[Start of Excerpted data]

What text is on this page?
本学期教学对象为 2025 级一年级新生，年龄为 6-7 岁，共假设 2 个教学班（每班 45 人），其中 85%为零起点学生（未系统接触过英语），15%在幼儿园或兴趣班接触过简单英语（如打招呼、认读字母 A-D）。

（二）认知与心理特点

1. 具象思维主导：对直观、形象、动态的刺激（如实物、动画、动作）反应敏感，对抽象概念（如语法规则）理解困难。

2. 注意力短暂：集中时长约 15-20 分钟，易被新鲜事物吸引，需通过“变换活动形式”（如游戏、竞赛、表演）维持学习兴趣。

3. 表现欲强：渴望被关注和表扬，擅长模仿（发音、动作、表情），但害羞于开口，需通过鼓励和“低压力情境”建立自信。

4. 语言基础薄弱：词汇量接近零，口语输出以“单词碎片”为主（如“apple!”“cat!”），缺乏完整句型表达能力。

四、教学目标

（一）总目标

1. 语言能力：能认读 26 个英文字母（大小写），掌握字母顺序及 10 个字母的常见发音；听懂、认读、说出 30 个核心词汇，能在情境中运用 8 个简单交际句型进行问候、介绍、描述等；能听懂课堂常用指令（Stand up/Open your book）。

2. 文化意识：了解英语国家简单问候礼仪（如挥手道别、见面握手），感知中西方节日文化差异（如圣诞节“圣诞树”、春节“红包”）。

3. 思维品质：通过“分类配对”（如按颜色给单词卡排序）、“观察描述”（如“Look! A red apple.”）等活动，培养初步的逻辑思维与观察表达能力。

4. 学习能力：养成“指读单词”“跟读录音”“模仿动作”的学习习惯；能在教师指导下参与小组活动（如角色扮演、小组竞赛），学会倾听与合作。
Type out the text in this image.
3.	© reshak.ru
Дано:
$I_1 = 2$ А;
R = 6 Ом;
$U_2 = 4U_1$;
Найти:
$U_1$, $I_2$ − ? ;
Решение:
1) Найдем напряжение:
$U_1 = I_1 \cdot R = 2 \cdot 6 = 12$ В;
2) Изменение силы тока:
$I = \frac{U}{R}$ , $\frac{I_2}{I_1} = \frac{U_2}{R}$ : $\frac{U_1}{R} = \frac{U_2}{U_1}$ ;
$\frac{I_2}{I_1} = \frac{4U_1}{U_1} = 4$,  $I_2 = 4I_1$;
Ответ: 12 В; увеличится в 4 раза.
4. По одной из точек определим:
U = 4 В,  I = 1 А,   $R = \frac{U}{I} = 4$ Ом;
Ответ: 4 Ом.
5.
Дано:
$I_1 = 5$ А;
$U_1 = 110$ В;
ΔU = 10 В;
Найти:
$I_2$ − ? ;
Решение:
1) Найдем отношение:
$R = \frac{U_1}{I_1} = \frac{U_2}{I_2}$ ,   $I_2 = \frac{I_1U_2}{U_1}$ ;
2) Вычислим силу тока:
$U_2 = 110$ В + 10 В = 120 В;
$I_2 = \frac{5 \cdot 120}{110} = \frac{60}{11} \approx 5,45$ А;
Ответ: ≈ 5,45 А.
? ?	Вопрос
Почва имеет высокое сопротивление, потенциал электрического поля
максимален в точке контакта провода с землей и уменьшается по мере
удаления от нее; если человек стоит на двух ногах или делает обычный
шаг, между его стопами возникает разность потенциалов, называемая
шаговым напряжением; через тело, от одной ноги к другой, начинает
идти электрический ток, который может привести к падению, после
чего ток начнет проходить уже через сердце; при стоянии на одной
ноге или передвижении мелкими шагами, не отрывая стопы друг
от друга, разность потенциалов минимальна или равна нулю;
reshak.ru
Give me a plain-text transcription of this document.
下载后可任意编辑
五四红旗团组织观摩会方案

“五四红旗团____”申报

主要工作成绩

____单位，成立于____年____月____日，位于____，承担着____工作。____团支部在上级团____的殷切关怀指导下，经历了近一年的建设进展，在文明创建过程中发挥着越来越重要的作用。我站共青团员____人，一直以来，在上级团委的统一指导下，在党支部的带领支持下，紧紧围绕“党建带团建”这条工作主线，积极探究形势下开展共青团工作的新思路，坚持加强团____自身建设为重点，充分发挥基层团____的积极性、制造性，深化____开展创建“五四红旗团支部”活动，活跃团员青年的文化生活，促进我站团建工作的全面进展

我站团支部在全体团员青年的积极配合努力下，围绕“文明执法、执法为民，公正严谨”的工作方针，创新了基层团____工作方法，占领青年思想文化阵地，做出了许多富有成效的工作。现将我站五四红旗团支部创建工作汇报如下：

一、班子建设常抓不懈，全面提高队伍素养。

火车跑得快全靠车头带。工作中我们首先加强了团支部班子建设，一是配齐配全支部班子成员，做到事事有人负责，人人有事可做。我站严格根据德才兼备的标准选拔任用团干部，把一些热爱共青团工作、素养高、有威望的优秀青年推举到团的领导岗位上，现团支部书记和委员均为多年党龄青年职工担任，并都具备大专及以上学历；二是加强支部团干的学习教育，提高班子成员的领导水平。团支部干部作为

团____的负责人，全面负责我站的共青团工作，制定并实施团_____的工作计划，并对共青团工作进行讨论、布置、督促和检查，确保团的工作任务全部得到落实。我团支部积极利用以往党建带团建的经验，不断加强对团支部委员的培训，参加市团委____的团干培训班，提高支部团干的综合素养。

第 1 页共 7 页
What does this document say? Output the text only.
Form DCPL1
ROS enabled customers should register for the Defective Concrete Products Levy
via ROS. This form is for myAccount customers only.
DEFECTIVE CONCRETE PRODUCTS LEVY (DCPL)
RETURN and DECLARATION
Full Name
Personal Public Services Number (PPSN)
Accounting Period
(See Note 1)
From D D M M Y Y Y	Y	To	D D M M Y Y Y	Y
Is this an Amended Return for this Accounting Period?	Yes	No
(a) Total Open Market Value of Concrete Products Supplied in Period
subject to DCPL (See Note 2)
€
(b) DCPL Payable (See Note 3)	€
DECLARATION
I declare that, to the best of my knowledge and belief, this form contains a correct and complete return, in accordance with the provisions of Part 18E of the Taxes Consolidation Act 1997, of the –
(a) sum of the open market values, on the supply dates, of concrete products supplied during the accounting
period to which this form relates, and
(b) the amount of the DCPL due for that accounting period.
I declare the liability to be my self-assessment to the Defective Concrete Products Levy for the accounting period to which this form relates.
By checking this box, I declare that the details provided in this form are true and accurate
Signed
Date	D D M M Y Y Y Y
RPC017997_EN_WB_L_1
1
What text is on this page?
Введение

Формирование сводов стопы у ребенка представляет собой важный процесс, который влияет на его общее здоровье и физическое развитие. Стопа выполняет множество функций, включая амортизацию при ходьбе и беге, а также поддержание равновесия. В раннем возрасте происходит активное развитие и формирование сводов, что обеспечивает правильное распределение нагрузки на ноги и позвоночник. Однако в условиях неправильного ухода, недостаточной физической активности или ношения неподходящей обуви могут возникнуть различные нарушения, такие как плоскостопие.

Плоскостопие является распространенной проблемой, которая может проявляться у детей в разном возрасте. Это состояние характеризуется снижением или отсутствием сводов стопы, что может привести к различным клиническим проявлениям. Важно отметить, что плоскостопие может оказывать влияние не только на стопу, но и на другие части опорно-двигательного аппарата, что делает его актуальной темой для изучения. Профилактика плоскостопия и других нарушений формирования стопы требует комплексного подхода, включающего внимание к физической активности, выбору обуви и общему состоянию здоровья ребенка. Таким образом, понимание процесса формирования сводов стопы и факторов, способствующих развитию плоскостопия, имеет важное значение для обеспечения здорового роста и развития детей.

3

[End of Excerpted data]

◆ **Your task**
Search the preceding listing for the word "ребенка" and pull out every line that holds it.

◆ **Result of this task**
Формирование сводов стопы у ребенка представляет собой важный процесс, который влияет на его общее здоровье и физическое развитие. Стопа выполняет множество функций, включая амортизацию при ходьбе и беге, а также поддержание равновесия. В раннем возрасте происходит активное развитие и формирование сводов, что обеспечивает правильное распределение нагрузки на ноги и позвоночник. Однако в условиях неправильного ухода, недостаточной физической активности или ношения неподходящей обуви могут возникнуть различные нарушения, такие как плоскостопие.
Плоскостопие является распространенной проблемой, которая может проявляться у детей в разном возрасте. Это состояние характеризуется снижением или отсутствием сводов стопы, что может привести к различным клиническим проявлениям. Важно отметить, что плоскостопие может оказывать влияние не только на стопу, но и на другие части опорно-двигательного аппарата, что делает его актуальной темой для изучения. Профилактика плоскостопия и других нарушений формирования стопы требует комплексного подхода, включающего внимание к физической активности, выбору обуви и общему состоянию здоровья ребенка. Таким образом, понимание процесса формирования сводов стопы и факторов, способствующих развитию плоскостопия, имеет важное значение для обеспечения здорового роста и развития детей.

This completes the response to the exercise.